─── Data rows
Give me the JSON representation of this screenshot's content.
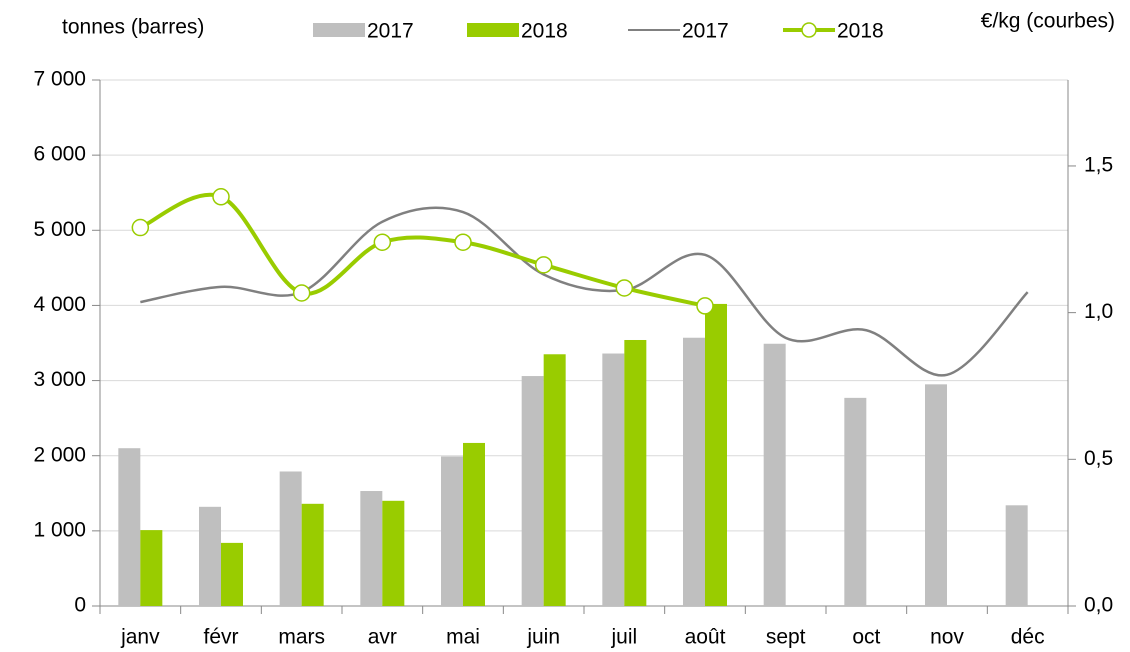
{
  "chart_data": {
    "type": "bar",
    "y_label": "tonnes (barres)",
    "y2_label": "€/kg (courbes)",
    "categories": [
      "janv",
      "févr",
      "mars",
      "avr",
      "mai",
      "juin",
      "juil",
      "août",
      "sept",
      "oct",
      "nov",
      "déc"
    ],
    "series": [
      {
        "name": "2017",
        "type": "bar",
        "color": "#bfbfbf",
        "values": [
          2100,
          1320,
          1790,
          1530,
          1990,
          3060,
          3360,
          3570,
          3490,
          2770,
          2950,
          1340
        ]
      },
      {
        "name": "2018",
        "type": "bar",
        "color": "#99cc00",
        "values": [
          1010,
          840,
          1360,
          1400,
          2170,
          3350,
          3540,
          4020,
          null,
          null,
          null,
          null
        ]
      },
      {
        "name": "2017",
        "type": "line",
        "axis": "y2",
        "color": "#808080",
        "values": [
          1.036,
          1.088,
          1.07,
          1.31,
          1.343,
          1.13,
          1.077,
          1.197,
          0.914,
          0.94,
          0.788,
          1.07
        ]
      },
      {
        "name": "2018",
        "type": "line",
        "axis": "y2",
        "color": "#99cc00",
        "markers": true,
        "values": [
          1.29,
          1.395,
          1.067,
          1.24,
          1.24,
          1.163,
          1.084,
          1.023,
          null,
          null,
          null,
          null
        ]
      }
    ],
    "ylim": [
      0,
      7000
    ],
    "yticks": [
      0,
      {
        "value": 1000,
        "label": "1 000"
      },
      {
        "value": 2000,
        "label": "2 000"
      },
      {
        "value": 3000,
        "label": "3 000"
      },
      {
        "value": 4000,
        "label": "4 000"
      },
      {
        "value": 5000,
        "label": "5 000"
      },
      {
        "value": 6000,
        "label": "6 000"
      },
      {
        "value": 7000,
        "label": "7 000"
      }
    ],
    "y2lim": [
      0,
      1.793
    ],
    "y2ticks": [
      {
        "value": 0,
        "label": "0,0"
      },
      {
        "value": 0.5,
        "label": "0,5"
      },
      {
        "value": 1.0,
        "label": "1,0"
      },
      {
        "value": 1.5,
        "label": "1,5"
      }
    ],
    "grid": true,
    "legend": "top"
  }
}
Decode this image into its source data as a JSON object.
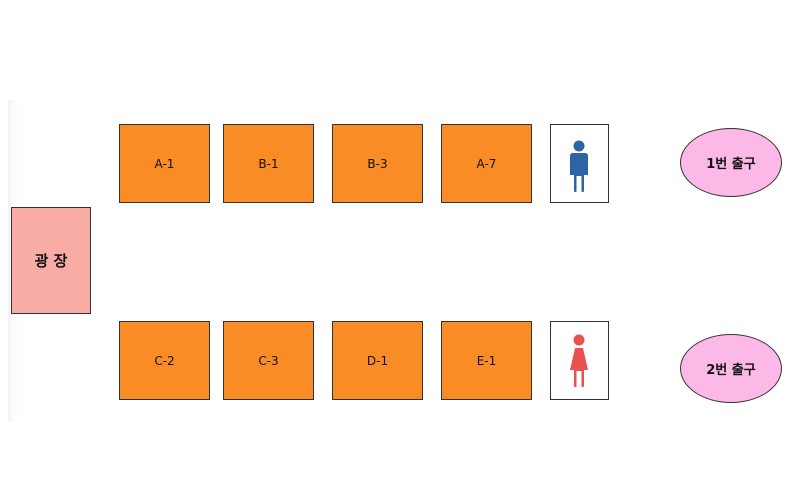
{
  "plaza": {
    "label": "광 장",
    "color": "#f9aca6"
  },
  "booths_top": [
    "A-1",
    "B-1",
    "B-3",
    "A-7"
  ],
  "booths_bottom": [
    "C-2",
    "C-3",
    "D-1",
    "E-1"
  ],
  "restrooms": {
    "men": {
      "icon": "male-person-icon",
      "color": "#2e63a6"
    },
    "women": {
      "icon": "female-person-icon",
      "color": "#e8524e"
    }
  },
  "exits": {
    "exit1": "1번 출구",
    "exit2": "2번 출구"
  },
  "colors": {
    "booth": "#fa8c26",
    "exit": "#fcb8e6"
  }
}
──────
■ What is being asked
Copy the records exactly as they appear, excluding images.

■ Worked answer
Give me the JSON representation of this screenshot's content.
{
  "chart_data": {
    "type": "bar",
    "y_label": "tonnes (barres)",
    "y2_label": "€/kg (courbes)",
    "categories": [
      "janv",
      "févr",
      "mars",
      "avr",
      "mai",
      "juin",
      "juil",
      "août",
      "sept",
      "oct",
      "nov",
      "déc"
    ],
    "series": [
      {
        "name": "2017",
        "type": "bar",
        "color": "#bfbfbf",
        "values": [
          2100,
          1320,
          1790,
          1530,
          1990,
          3060,
          3360,
          3570,
          3490,
          2770,
          2950,
          1340
        ]
      },
      {
        "name": "2018",
        "type": "bar",
        "color": "#99cc00",
        "values": [
          1010,
          840,
          1360,
          1400,
          2170,
          3350,
          3540,
          4020,
          null,
          null,
          null,
          null
        ]
      },
      {
        "name": "2017",
        "type": "line",
        "axis": "y2",
        "color": "#808080",
        "values": [
          1.036,
          1.088,
          1.07,
          1.31,
          1.343,
          1.13,
          1.077,
          1.197,
          0.914,
          0.94,
          0.788,
          1.07
        ]
      },
      {
        "name": "2018",
        "type": "line",
        "axis": "y2",
        "color": "#99cc00",
        "markers": true,
        "values": [
          1.29,
          1.395,
          1.067,
          1.24,
          1.24,
          1.163,
          1.084,
          1.023,
          null,
          null,
          null,
          null
        ]
      }
    ],
    "ylim": [
      0,
      7000
    ],
    "yticks": [
      0,
      {
        "value": 1000,
        "label": "1 000"
      },
      {
        "value": 2000,
        "label": "2 000"
      },
      {
        "value": 3000,
        "label": "3 000"
      },
      {
        "value": 4000,
        "label": "4 000"
      },
      {
        "value": 5000,
        "label": "5 000"
      },
      {
        "value": 6000,
        "label": "6 000"
      },
      {
        "value": 7000,
        "label": "7 000"
      }
    ],
    "y2lim": [
      0,
      1.793
    ],
    "y2ticks": [
      {
        "value": 0,
        "label": "0,0"
      },
      {
        "value": 0.5,
        "label": "0,5"
      },
      {
        "value": 1.0,
        "label": "1,0"
      },
      {
        "value": 1.5,
        "label": "1,5"
      }
    ],
    "grid": true,
    "legend": "top"
  }
}
Decode this image into its source data as a JSON object.
{
  "plaza": {
    "label": "광 장",
    "color": "#f9aca6"
  },
  "booths_top": [
    "A-1",
    "B-1",
    "B-3",
    "A-7"
  ],
  "booths_bottom": [
    "C-2",
    "C-3",
    "D-1",
    "E-1"
  ],
  "restrooms": {
    "men": {
      "icon": "male-person-icon",
      "color": "#2e63a6"
    },
    "women": {
      "icon": "female-person-icon",
      "color": "#e8524e"
    }
  },
  "exits": {
    "exit1": "1번 출구",
    "exit2": "2번 출구"
  },
  "colors": {
    "booth": "#fa8c26",
    "exit": "#fcb8e6"
  }
}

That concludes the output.